# EXCERPTED TEXT
Later, a city cop came by and harrassed me, as I sat there, watching the fire trucks go over. Officer Mann shone his flashlight in my face and asked what I was doing down there. I told him he knew what I did down there, because he did, that I cared for the cats. I then said I'd reported that fire. He was chewing gum, I remember, and he said "Yeah right you did." Later when I was limping across the parking lot to my old Fairmont (I'd badly injured my knee), he came driving up the bike path in his patrol car and for fun, put the patrol car spotlight in my eyes, as I tried to get to my car. It was sport to him. I sat in my car and pounded the steering wheel in anguish and despair.

My conviction was reversed. The self-appointed attorney appealed the conviction, said it was wrong and he couldn't leave it alone. But it never went to trial. I was political pawn at this point. There was to be a city vote on an alternate plan for the riverfront park and the city wanted no bad publicity. My self appointed attorney told the city he'd make sure the city got all the publicity they so deserved for the way they'd treated me and not just in this one incident, for all those years, if they didn't reverse the charges. They reversed the conviction. It's gone from my record, like a ghost, like the river cats and what happened to them.

I bet you won't hear any of that in any history of the river project. I bet you won't.

Here's something else I bet you don't know. Mumbles, the man who was later arrested for the murder of Junior, another homeless man I knew, saved me once from a serial killer along the river. I woke up from a nap at the slabs to find this guy hovering over me, somebody I didn't know, dressed nicely but he didn't belong down there. I started scrambling backwards on the rocks, and he said "It's ok, I'm not going to hurt you. I told him him to get the hell gone now." He went back up the trail. Only I didn't know that later he tried to come back down, only behind me. Mumbles told me that about ten days after. Only Mumbles was up there on the top drinking. I didn't know that either. And he said he raised up the bottle and told the man "don't even think about hurting the cat woman. Go back to where you came from." Mumbles told me he got in some white delivery type truck or van.

# DATA

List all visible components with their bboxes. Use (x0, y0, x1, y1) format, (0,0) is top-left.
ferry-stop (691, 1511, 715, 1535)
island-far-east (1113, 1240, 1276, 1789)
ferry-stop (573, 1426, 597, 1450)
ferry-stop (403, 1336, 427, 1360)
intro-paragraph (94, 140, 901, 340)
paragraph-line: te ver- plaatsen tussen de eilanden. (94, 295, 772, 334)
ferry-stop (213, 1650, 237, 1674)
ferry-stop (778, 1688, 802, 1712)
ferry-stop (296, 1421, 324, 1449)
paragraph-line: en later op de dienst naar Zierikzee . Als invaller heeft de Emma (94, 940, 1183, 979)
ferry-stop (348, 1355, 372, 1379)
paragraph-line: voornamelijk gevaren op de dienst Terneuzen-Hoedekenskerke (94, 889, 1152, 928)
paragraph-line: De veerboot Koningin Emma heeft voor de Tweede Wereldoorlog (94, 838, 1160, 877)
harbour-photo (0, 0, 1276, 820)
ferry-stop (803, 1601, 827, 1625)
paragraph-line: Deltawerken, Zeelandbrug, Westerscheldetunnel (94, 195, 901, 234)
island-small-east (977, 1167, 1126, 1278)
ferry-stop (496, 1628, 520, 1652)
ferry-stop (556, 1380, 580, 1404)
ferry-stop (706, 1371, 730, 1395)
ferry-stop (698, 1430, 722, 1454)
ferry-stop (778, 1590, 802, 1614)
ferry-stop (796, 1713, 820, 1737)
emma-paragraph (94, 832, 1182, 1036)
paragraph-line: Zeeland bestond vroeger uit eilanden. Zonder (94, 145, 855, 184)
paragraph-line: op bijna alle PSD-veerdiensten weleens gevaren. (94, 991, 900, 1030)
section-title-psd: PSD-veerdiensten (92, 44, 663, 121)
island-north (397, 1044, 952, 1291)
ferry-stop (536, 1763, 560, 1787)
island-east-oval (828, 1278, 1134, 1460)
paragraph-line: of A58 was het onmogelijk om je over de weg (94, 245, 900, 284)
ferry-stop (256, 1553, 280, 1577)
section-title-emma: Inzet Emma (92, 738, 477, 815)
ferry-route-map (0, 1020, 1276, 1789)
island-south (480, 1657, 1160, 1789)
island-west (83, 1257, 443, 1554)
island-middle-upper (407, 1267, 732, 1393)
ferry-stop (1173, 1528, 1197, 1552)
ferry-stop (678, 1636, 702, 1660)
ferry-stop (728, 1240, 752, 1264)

# WORK ORDER
Write out again, word for word, the part of the account of the river cats starting with "My conviction was" and going on through "happened to them.". The records are separate material and have nothing to do with the account of the river cats.

# TASK OUTPUT
My conviction was reversed. The self-appointed attorney appealed the conviction, said it was wrong and he couldn't leave it alone. But it never went to trial. I was political pawn at this point. There was to be a city vote on an alternate plan for the riverfront park and the city wanted no bad publicity. My self appointed attorney told the city he'd make sure the city got all the publicity they so deserved for the way they'd treated me and not just in this one incident, for all those years, if they didn't reverse the charges. They reversed the conviction. It's gone from my record, like a ghost, like the river cats and what happened to them.